[Records]
====

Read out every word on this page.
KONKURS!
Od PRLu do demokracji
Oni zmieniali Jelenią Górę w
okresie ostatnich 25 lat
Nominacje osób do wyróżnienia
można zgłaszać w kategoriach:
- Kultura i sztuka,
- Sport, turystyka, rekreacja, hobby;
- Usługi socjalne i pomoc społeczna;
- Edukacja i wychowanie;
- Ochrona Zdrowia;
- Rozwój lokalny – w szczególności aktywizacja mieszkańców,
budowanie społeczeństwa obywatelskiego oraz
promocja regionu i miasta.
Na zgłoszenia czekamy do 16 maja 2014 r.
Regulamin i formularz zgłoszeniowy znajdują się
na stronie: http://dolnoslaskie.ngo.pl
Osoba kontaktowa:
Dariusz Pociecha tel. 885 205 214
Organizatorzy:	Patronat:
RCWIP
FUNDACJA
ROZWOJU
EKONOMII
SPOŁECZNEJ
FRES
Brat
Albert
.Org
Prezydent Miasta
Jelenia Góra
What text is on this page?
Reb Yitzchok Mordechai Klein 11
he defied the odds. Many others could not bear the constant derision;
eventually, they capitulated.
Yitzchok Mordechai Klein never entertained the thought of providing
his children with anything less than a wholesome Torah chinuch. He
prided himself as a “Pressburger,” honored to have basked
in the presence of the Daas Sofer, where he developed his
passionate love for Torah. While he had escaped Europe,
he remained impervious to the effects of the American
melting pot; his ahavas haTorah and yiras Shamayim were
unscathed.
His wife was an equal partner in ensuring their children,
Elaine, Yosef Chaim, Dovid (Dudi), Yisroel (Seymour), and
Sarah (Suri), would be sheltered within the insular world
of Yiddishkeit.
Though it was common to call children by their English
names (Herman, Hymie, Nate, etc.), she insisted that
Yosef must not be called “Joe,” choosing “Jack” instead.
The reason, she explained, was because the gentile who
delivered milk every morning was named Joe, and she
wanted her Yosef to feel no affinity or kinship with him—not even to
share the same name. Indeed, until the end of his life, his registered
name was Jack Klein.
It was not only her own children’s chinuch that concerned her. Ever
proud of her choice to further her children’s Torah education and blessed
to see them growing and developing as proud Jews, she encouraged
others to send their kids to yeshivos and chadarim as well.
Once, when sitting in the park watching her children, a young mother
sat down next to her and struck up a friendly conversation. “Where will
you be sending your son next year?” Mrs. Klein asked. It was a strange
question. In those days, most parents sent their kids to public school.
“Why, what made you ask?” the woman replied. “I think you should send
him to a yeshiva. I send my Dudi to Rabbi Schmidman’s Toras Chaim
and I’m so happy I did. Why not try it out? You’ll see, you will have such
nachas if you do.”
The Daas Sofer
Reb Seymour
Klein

====

Write the material out again in its entirety, exactly as shown.

Read out every word on this page.
KONKURS!
Od PRLu do demokracji
Oni zmieniali Jelenią Górę w
okresie ostatnich 25 lat
Nominacje osób do wyróżnienia
można zgłaszać w kategoriach:
- Kultura i sztuka,
- Sport, turystyka, rekreacja, hobby;
- Usługi socjalne i pomoc społeczna;
- Edukacja i wychowanie;
- Ochrona Zdrowia;
- Rozwój lokalny – w szczególności aktywizacja mieszkańców,
budowanie społeczeństwa obywatelskiego oraz
promocja regionu i miasta.
Na zgłoszenia czekamy do 16 maja 2014 r.
Regulamin i formularz zgłoszeniowy znajdują się
na stronie: http://dolnoslaskie.ngo.pl
Osoba kontaktowa:
Dariusz Pociecha tel. 885 205 214
Organizatorzy:	Patronat:
RCWIP
FUNDACJA
ROZWOJU
EKONOMII
SPOŁECZNEJ
FRES
Brat
Albert
.Org
Prezydent Miasta
Jelenia Góra
What text is on this page?
Reb Yitzchok Mordechai Klein 11
he defied the odds. Many others could not bear the constant derision;
eventually, they capitulated.
Yitzchok Mordechai Klein never entertained the thought of providing
his children with anything less than a wholesome Torah chinuch. He
prided himself as a “Pressburger,” honored to have basked
in the presence of the Daas Sofer, where he developed his
passionate love for Torah. While he had escaped Europe,
he remained impervious to the effects of the American
melting pot; his ahavas haTorah and yiras Shamayim were
unscathed.
His wife was an equal partner in ensuring their children,
Elaine, Yosef Chaim, Dovid (Dudi), Yisroel (Seymour), and
Sarah (Suri), would be sheltered within the insular world
of Yiddishkeit.
Though it was common to call children by their English
names (Herman, Hymie, Nate, etc.), she insisted that
Yosef must not be called “Joe,” choosing “Jack” instead.
The reason, she explained, was because the gentile who
delivered milk every morning was named Joe, and she
wanted her Yosef to feel no affinity or kinship with him—not even to
share the same name. Indeed, until the end of his life, his registered
name was Jack Klein.
It was not only her own children’s chinuch that concerned her. Ever
proud of her choice to further her children’s Torah education and blessed
to see them growing and developing as proud Jews, she encouraged
others to send their kids to yeshivos and chadarim as well.
Once, when sitting in the park watching her children, a young mother
sat down next to her and struck up a friendly conversation. “Where will
you be sending your son next year?” Mrs. Klein asked. It was a strange
question. In those days, most parents sent their kids to public school.
“Why, what made you ask?” the woman replied. “I think you should send
him to a yeshiva. I send my Dudi to Rabbi Schmidman’s Toras Chaim
and I’m so happy I did. Why not try it out? You’ll see, you will have such
nachas if you do.”
The Daas Sofer
Reb Seymour
Klein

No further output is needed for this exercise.